The problem: Copy down all of the data underneath, exactly as shown.

Data for the task:
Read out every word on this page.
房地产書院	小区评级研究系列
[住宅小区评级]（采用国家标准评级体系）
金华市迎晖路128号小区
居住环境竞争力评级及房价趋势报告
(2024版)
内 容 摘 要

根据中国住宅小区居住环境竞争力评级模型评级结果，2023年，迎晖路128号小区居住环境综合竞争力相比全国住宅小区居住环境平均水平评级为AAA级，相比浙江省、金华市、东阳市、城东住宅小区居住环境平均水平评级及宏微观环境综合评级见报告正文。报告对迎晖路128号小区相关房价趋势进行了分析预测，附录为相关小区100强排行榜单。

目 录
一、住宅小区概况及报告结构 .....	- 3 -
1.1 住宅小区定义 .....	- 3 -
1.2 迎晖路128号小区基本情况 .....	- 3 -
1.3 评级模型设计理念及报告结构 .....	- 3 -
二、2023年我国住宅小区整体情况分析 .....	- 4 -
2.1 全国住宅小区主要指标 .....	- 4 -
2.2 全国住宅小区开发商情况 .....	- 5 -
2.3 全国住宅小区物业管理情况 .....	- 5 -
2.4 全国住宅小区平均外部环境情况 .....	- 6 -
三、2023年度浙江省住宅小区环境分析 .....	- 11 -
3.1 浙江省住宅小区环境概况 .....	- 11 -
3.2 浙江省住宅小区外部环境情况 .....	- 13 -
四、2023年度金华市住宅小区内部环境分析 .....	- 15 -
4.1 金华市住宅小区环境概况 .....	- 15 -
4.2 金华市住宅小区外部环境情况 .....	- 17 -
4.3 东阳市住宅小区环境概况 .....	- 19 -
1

Solution for this problem:
Read out every word on this page.
房地产書院	小区评级研究系列
[住宅小区评级]（采用国家标准评级体系）
金华市迎晖路128号小区
居住环境竞争力评级及房价趋势报告
(2024版)
内 容 摘 要

根据中国住宅小区居住环境竞争力评级模型评级结果，2023年，迎晖路128号小区居住环境综合竞争力相比全国住宅小区居住环境平均水平评级为AAA级，相比浙江省、金华市、东阳市、城东住宅小区居住环境平均水平评级及宏微观环境综合评级见报告正文。报告对迎晖路128号小区相关房价趋势进行了分析预测，附录为相关小区100强排行榜单。

目 录
一、住宅小区概况及报告结构 .....	- 3 -
1.1 住宅小区定义 .....	- 3 -
1.2 迎晖路128号小区基本情况 .....	- 3 -
1.3 评级模型设计理念及报告结构 .....	- 3 -
二、2023年我国住宅小区整体情况分析 .....	- 4 -
2.1 全国住宅小区主要指标 .....	- 4 -
2.2 全国住宅小区开发商情况 .....	- 5 -
2.3 全国住宅小区物业管理情况 .....	- 5 -
2.4 全国住宅小区平均外部环境情况 .....	- 6 -
三、2023年度浙江省住宅小区环境分析 .....	- 11 -
3.1 浙江省住宅小区环境概况 .....	- 11 -
3.2 浙江省住宅小区外部环境情况 .....	- 13 -
四、2023年度金华市住宅小区内部环境分析 .....	- 15 -
4.1 金华市住宅小区环境概况 .....	- 15 -
4.2 金华市住宅小区外部环境情况 .....	- 17 -
4.3 东阳市住宅小区环境概况 .....	- 19 -
1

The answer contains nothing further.